Stored entries:

● ● ● ● ● ● ●

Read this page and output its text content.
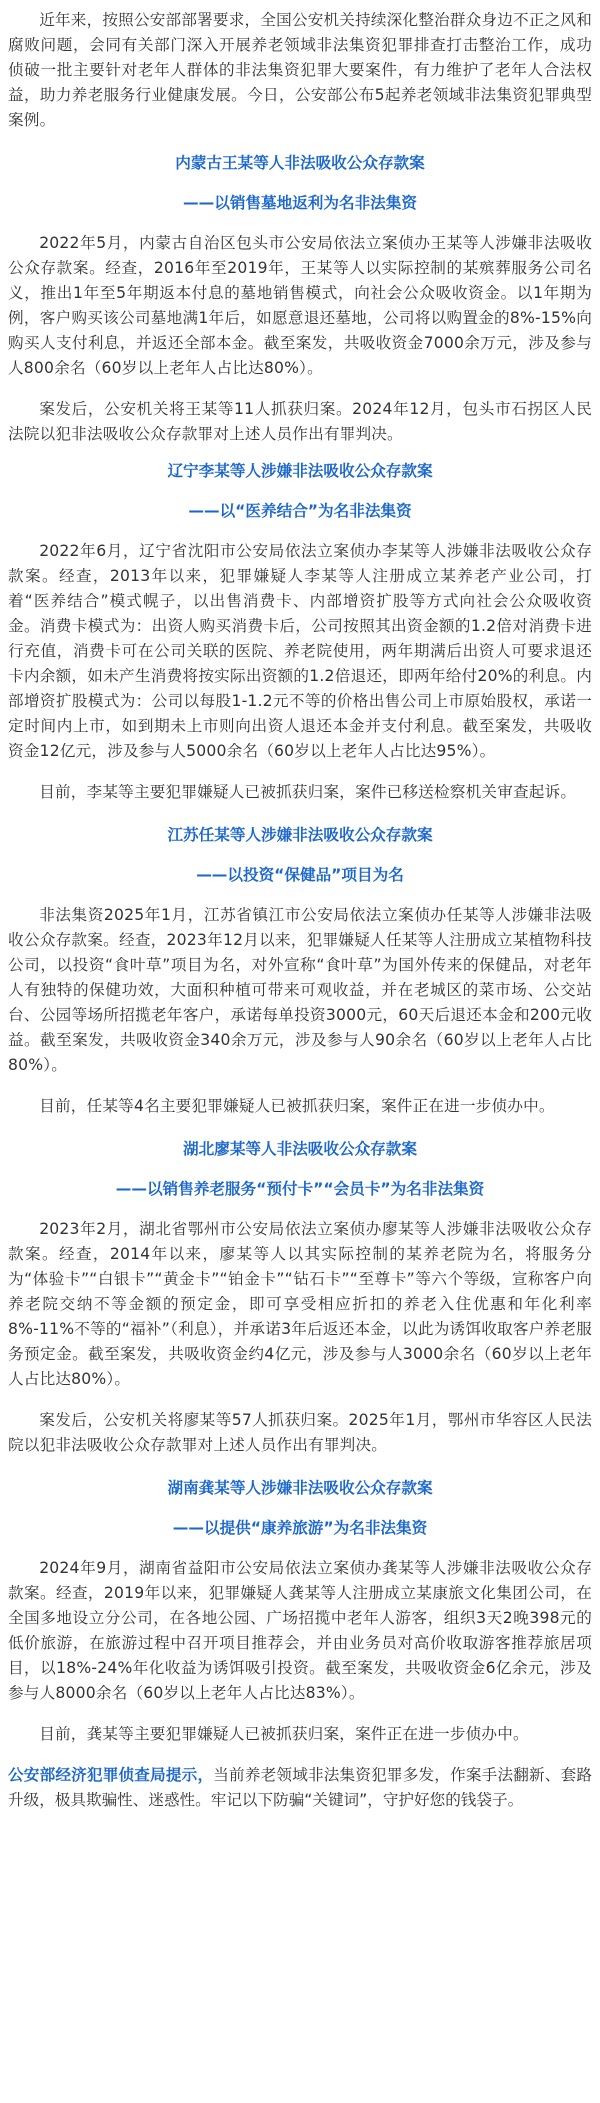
近年来，按照公安部部署要求，全国公安机关持续深化整治群众身边不正之风和腐败问题，会同有关部门深入开展养老领域非法集资犯罪排查打击整治工作，成功侦破一批主要针对老年人群体的非法集资犯罪大要案件，有力维护了老年人合法权益，助力养老服务行业健康发展。今日，公安部公布5起养老领域非法集资犯罪典型案例。

内蒙古王某等人非法吸收公众存款案

——以销售墓地返利为名非法集资

2022年5月，内蒙古自治区包头市公安局依法立案侦办王某等人涉嫌非法吸收公众存款案。经查，2016年至2019年，王某等人以实际控制的某殡葬服务公司名义，推出1年至5年期返本付息的墓地销售模式，向社会公众吸收资金。以1年期为例，客户购买该公司墓地满1年后，如愿意退还墓地，公司将以购置金的8%-15%向购买人支付利息，并返还全部本金。截至案发，共吸收资金7000余万元，涉及参与人800余名（60岁以上老年人占比达80%）。

案发后，公安机关将王某等11人抓获归案。2024年12月，包头市石拐区人民法院以犯非法吸收公众存款罪对上述人员作出有罪判决。

辽宁李某等人涉嫌非法吸收公众存款案

——以“医养结合”为名非法集资

2022年6月，辽宁省沈阳市公安局依法立案侦办李某等人涉嫌非法吸收公众存款案。经查，2013年以来，犯罪嫌疑人李某等人注册成立某养老产业公司，打着“医养结合”模式幌子，以出售消费卡、内部增资扩股等方式向社会公众吸收资金。消费卡模式为：出资人购买消费卡后，公司按照其出资金额的1.2倍对消费卡进行充值，消费卡可在公司关联的医院、养老院使用，两年期满后出资人可要求退还卡内余额，如未产生消费将按实际出资额的1.2倍退还，即两年给付20%的利息。内部增资扩股模式为：公司以每股1-1.2元不等的价格出售公司上市原始股权，承诺一定时间内上市，如到期未上市则向出资人退还本金并支付利息。截至案发，共吸收资金12亿元，涉及参与人5000余名（60岁以上老年人占比达95%）。

目前，李某等主要犯罪嫌疑人已被抓获归案，案件已移送检察机关审查起诉。

江苏任某等人涉嫌非法吸收公众存款案

——以投资“保健品”项目为名

非法集资2025年1月，江苏省镇江市公安局依法立案侦办任某等人涉嫌非法吸收公众存款案。经查，2023年12月以来，犯罪嫌疑人任某等人注册成立某植物科技公司，以投资“食叶草”项目为名，对外宣称“食叶草”为国外传来的保健品，对老年人有独特的保健功效，大面积种植可带来可观收益，并在老城区的菜市场、公交站台、公园等场所招揽老年客户，承诺每单投资3000元，60天后退还本金和200元收益。截至案发，共吸收资金340余万元，涉及参与人90余名（60岁以上老年人占比80%）。

目前，任某等4名主要犯罪嫌疑人已被抓获归案，案件正在进一步侦办中。

湖北廖某等人非法吸收公众存款案

——以销售养老服务“预付卡”“会员卡”为名非法集资

2023年2月，湖北省鄂州市公安局依法立案侦办廖某等人涉嫌非法吸收公众存款案。经查，2014年以来，廖某等人以其实际控制的某养老院为名，将服务分为“体验卡”“白银卡”“黄金卡”“铂金卡”“钻石卡”“至尊卡”等六个等级，宣称客户向养老院交纳不等金额的预定金，即可享受相应折扣的养老入住优惠和年化利率8%-11%不等的“福补”（利息），并承诺3年后返还本金，以此为诱饵收取客户养老服务预定金。截至案发，共吸收资金约4亿元，涉及参与人3000余名（60岁以上老年人占比达80%）。

案发后，公安机关将廖某等57人抓获归案。2025年1月，鄂州市华容区人民法院以犯非法吸收公众存款罪对上述人员作出有罪判决。

湖南龚某等人涉嫌非法吸收公众存款案

——以提供“康养旅游”为名非法集资

2024年9月，湖南省益阳市公安局依法立案侦办龚某等人涉嫌非法吸收公众存款案。经查，2019年以来，犯罪嫌疑人龚某等人注册成立某康旅文化集团公司，在全国多地设立分公司，在各地公园、广场招揽中老年人游客，组织3天2晚398元的低价旅游，在旅游过程中召开项目推荐会，并由业务员对高价收取游客推荐旅居项目，以18%-24%年化收益为诱饵吸引投资。截至案发，共吸收资金6亿余元，涉及参与人8000余名（60岁以上老年人占比达83%）。

目前，龚某等主要犯罪嫌疑人已被抓获归案，案件正在进一步侦办中。

公安部经济犯罪侦查局提示，当前养老领域非法集资犯罪多发，作案手法翻新、套路升级，极具欺骗性、迷惑性。牢记以下防骗“关键词”，守护好您的钱袋子。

● ● ● ● ● ● ●

* [Work instructions]
From the listing above, copy every line that holds the string "案件正在进一步侦办中".

* [Response to the exercise]
目前，任某等4名主要犯罪嫌疑人已被抓获归案，案件正在进一步侦办中。
目前，龚某等主要犯罪嫌疑人已被抓获归案，案件正在进一步侦办中。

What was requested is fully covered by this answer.